Your task is to transcribe the records exactly, skipping every image.

- [Material shown]:
>>>

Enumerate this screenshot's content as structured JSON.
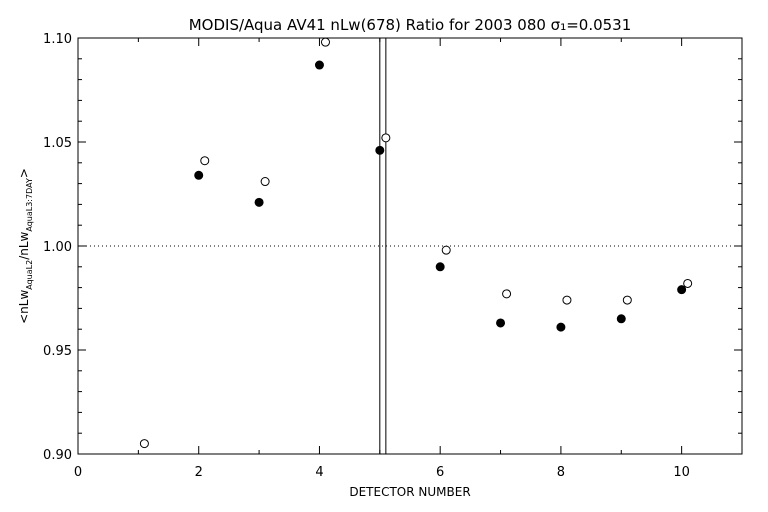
{
  "chart_data": {
    "type": "scatter",
    "title": "MODIS/Aqua AV41 nLw(678) Ratio for 2003 080 σ₁=0.0531",
    "xlabel": "DETECTOR NUMBER",
    "ylabel": "<nLw_AquaL2/nLw_AquaL3:7DAY>",
    "ylabel_parts": {
      "open": "<nLw",
      "sub1": "AquaL2",
      "mid": "/nLw",
      "sub2": "AquaL3:7DAY",
      "close": ">"
    },
    "xlim": [
      0,
      11
    ],
    "ylim": [
      0.9,
      1.1
    ],
    "xticks": [
      0,
      2,
      4,
      6,
      8,
      10
    ],
    "yticks": [
      0.9,
      0.95,
      1.0,
      1.05,
      1.1
    ],
    "xtick_labels": [
      "0",
      "2",
      "4",
      "6",
      "8",
      "10"
    ],
    "ytick_labels": [
      "0.90",
      "0.95",
      "1.00",
      "1.05",
      "1.10"
    ],
    "reference_line": {
      "y": 1.0,
      "style": "dotted"
    },
    "vertical_lines": [
      5.0,
      5.1
    ],
    "series": [
      {
        "marker": "filled-circle",
        "x": [
          2,
          3,
          4,
          5,
          6,
          7,
          8,
          9,
          10
        ],
        "y": [
          1.034,
          1.021,
          1.087,
          1.046,
          0.99,
          0.963,
          0.961,
          0.965,
          0.979
        ]
      },
      {
        "marker": "open-circle",
        "x": [
          1.1,
          2.1,
          3.1,
          4.1,
          5.1,
          6.1,
          7.1,
          8.1,
          9.1,
          10.1
        ],
        "y": [
          0.905,
          1.041,
          1.031,
          1.098,
          1.052,
          0.998,
          0.977,
          0.974,
          0.974,
          0.982
        ]
      }
    ]
  }
}
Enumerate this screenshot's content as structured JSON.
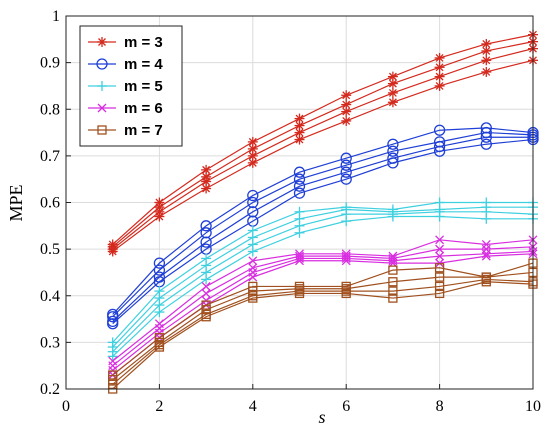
{
  "chart_data": {
    "type": "line",
    "xlabel": "s",
    "ylabel": "MPE",
    "xlim": [
      0,
      10
    ],
    "ylim": [
      0.2,
      1.0
    ],
    "xticks": [
      0,
      2,
      4,
      6,
      8,
      10
    ],
    "yticks": [
      0.2,
      0.3,
      0.4,
      0.5,
      0.6,
      0.7,
      0.8,
      0.9,
      1
    ],
    "grid": true,
    "legend_position": "top-left",
    "x": [
      1,
      2,
      3,
      4,
      5,
      6,
      7,
      8,
      9,
      10
    ],
    "series": [
      {
        "name": "m = 3",
        "legend_label": "m = 3",
        "color": "#d42a1e",
        "marker": "asterisk",
        "lines": [
          [
            0.51,
            0.6,
            0.67,
            0.73,
            0.78,
            0.83,
            0.87,
            0.91,
            0.94,
            0.96
          ],
          [
            0.505,
            0.59,
            0.655,
            0.715,
            0.765,
            0.81,
            0.855,
            0.89,
            0.925,
            0.945
          ],
          [
            0.5,
            0.58,
            0.645,
            0.7,
            0.75,
            0.795,
            0.835,
            0.87,
            0.905,
            0.93
          ],
          [
            0.495,
            0.57,
            0.63,
            0.685,
            0.735,
            0.775,
            0.815,
            0.85,
            0.88,
            0.905
          ]
        ]
      },
      {
        "name": "m = 4",
        "legend_label": "m = 4",
        "color": "#1f3fd6",
        "marker": "circle",
        "lines": [
          [
            0.36,
            0.47,
            0.55,
            0.615,
            0.665,
            0.695,
            0.725,
            0.755,
            0.76,
            0.75
          ],
          [
            0.355,
            0.455,
            0.535,
            0.6,
            0.65,
            0.68,
            0.71,
            0.73,
            0.75,
            0.745
          ],
          [
            0.345,
            0.44,
            0.515,
            0.58,
            0.635,
            0.665,
            0.695,
            0.72,
            0.74,
            0.74
          ],
          [
            0.34,
            0.43,
            0.5,
            0.56,
            0.62,
            0.65,
            0.685,
            0.71,
            0.725,
            0.735
          ]
        ]
      },
      {
        "name": "m = 5",
        "legend_label": "m = 5",
        "color": "#3fd0e0",
        "marker": "plus",
        "lines": [
          [
            0.3,
            0.41,
            0.48,
            0.54,
            0.58,
            0.59,
            0.585,
            0.6,
            0.6,
            0.6
          ],
          [
            0.29,
            0.395,
            0.465,
            0.525,
            0.565,
            0.585,
            0.58,
            0.585,
            0.59,
            0.59
          ],
          [
            0.28,
            0.38,
            0.45,
            0.51,
            0.55,
            0.575,
            0.575,
            0.58,
            0.58,
            0.575
          ],
          [
            0.27,
            0.365,
            0.435,
            0.495,
            0.535,
            0.56,
            0.57,
            0.57,
            0.565,
            0.565
          ]
        ]
      },
      {
        "name": "m = 6",
        "legend_label": "m = 6",
        "color": "#d82ee0",
        "marker": "x",
        "lines": [
          [
            0.26,
            0.34,
            0.42,
            0.475,
            0.49,
            0.49,
            0.485,
            0.52,
            0.51,
            0.52
          ],
          [
            0.25,
            0.33,
            0.405,
            0.46,
            0.485,
            0.485,
            0.48,
            0.5,
            0.5,
            0.505
          ],
          [
            0.24,
            0.32,
            0.39,
            0.45,
            0.48,
            0.48,
            0.475,
            0.485,
            0.49,
            0.495
          ],
          [
            0.23,
            0.31,
            0.38,
            0.44,
            0.475,
            0.475,
            0.47,
            0.47,
            0.485,
            0.49
          ]
        ]
      },
      {
        "name": "m = 7",
        "legend_label": "m = 7",
        "color": "#a0501e",
        "marker": "square",
        "lines": [
          [
            0.23,
            0.31,
            0.38,
            0.42,
            0.42,
            0.42,
            0.455,
            0.46,
            0.44,
            0.47
          ],
          [
            0.22,
            0.3,
            0.37,
            0.41,
            0.415,
            0.415,
            0.43,
            0.44,
            0.44,
            0.45
          ],
          [
            0.21,
            0.295,
            0.36,
            0.4,
            0.41,
            0.41,
            0.41,
            0.42,
            0.435,
            0.43
          ],
          [
            0.2,
            0.29,
            0.355,
            0.395,
            0.405,
            0.405,
            0.395,
            0.405,
            0.43,
            0.425
          ]
        ]
      }
    ]
  }
}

<<<

- [Answer to the task]:
Enumerate this screenshot's content as structured JSON.
{
  "chart_data": {
    "type": "scatter",
    "title": "MODIS/Aqua AV41 nLw(678) Ratio for 2003 080 σ₁=0.0531",
    "xlabel": "DETECTOR NUMBER",
    "ylabel": "<nLw_AquaL2/nLw_AquaL3:7DAY>",
    "ylabel_parts": {
      "open": "<nLw",
      "sub1": "AquaL2",
      "mid": "/nLw",
      "sub2": "AquaL3:7DAY",
      "close": ">"
    },
    "xlim": [
      0,
      11
    ],
    "ylim": [
      0.9,
      1.1
    ],
    "xticks": [
      0,
      2,
      4,
      6,
      8,
      10
    ],
    "yticks": [
      0.9,
      0.95,
      1.0,
      1.05,
      1.1
    ],
    "xtick_labels": [
      "0",
      "2",
      "4",
      "6",
      "8",
      "10"
    ],
    "ytick_labels": [
      "0.90",
      "0.95",
      "1.00",
      "1.05",
      "1.10"
    ],
    "reference_line": {
      "y": 1.0,
      "style": "dotted"
    },
    "vertical_lines": [
      5.0,
      5.1
    ],
    "series": [
      {
        "marker": "filled-circle",
        "x": [
          2,
          3,
          4,
          5,
          6,
          7,
          8,
          9,
          10
        ],
        "y": [
          1.034,
          1.021,
          1.087,
          1.046,
          0.99,
          0.963,
          0.961,
          0.965,
          0.979
        ]
      },
      {
        "marker": "open-circle",
        "x": [
          1.1,
          2.1,
          3.1,
          4.1,
          5.1,
          6.1,
          7.1,
          8.1,
          9.1,
          10.1
        ],
        "y": [
          0.905,
          1.041,
          1.031,
          1.098,
          1.052,
          0.998,
          0.977,
          0.974,
          0.974,
          0.982
        ]
      }
    ]
  }
}
Enumerate this screenshot's content as structured JSON.
{
  "chart_data": {
    "type": "line",
    "xlabel": "s",
    "ylabel": "MPE",
    "xlim": [
      0,
      10
    ],
    "ylim": [
      0.2,
      1.0
    ],
    "xticks": [
      0,
      2,
      4,
      6,
      8,
      10
    ],
    "yticks": [
      0.2,
      0.3,
      0.4,
      0.5,
      0.6,
      0.7,
      0.8,
      0.9,
      1
    ],
    "grid": true,
    "legend_position": "top-left",
    "x": [
      1,
      2,
      3,
      4,
      5,
      6,
      7,
      8,
      9,
      10
    ],
    "series": [
      {
        "name": "m = 3",
        "legend_label": "m = 3",
        "color": "#d42a1e",
        "marker": "asterisk",
        "lines": [
          [
            0.51,
            0.6,
            0.67,
            0.73,
            0.78,
            0.83,
            0.87,
            0.91,
            0.94,
            0.96
          ],
          [
            0.505,
            0.59,
            0.655,
            0.715,
            0.765,
            0.81,
            0.855,
            0.89,
            0.925,
            0.945
          ],
          [
            0.5,
            0.58,
            0.645,
            0.7,
            0.75,
            0.795,
            0.835,
            0.87,
            0.905,
            0.93
          ],
          [
            0.495,
            0.57,
            0.63,
            0.685,
            0.735,
            0.775,
            0.815,
            0.85,
            0.88,
            0.905
          ]
        ]
      },
      {
        "name": "m = 4",
        "legend_label": "m = 4",
        "color": "#1f3fd6",
        "marker": "circle",
        "lines": [
          [
            0.36,
            0.47,
            0.55,
            0.615,
            0.665,
            0.695,
            0.725,
            0.755,
            0.76,
            0.75
          ],
          [
            0.355,
            0.455,
            0.535,
            0.6,
            0.65,
            0.68,
            0.71,
            0.73,
            0.75,
            0.745
          ],
          [
            0.345,
            0.44,
            0.515,
            0.58,
            0.635,
            0.665,
            0.695,
            0.72,
            0.74,
            0.74
          ],
          [
            0.34,
            0.43,
            0.5,
            0.56,
            0.62,
            0.65,
            0.685,
            0.71,
            0.725,
            0.735
          ]
        ]
      },
      {
        "name": "m = 5",
        "legend_label": "m = 5",
        "color": "#3fd0e0",
        "marker": "plus",
        "lines": [
          [
            0.3,
            0.41,
            0.48,
            0.54,
            0.58,
            0.59,
            0.585,
            0.6,
            0.6,
            0.6
          ],
          [
            0.29,
            0.395,
            0.465,
            0.525,
            0.565,
            0.585,
            0.58,
            0.585,
            0.59,
            0.59
          ],
          [
            0.28,
            0.38,
            0.45,
            0.51,
            0.55,
            0.575,
            0.575,
            0.58,
            0.58,
            0.575
          ],
          [
            0.27,
            0.365,
            0.435,
            0.495,
            0.535,
            0.56,
            0.57,
            0.57,
            0.565,
            0.565
          ]
        ]
      },
      {
        "name": "m = 6",
        "legend_label": "m = 6",
        "color": "#d82ee0",
        "marker": "x",
        "lines": [
          [
            0.26,
            0.34,
            0.42,
            0.475,
            0.49,
            0.49,
            0.485,
            0.52,
            0.51,
            0.52
          ],
          [
            0.25,
            0.33,
            0.405,
            0.46,
            0.485,
            0.485,
            0.48,
            0.5,
            0.5,
            0.505
          ],
          [
            0.24,
            0.32,
            0.39,
            0.45,
            0.48,
            0.48,
            0.475,
            0.485,
            0.49,
            0.495
          ],
          [
            0.23,
            0.31,
            0.38,
            0.44,
            0.475,
            0.475,
            0.47,
            0.47,
            0.485,
            0.49
          ]
        ]
      },
      {
        "name": "m = 7",
        "legend_label": "m = 7",
        "color": "#a0501e",
        "marker": "square",
        "lines": [
          [
            0.23,
            0.31,
            0.38,
            0.42,
            0.42,
            0.42,
            0.455,
            0.46,
            0.44,
            0.47
          ],
          [
            0.22,
            0.3,
            0.37,
            0.41,
            0.415,
            0.415,
            0.43,
            0.44,
            0.44,
            0.45
          ],
          [
            0.21,
            0.295,
            0.36,
            0.4,
            0.41,
            0.41,
            0.41,
            0.42,
            0.435,
            0.43
          ],
          [
            0.2,
            0.29,
            0.355,
            0.395,
            0.405,
            0.405,
            0.395,
            0.405,
            0.43,
            0.425
          ]
        ]
      }
    ]
  }
}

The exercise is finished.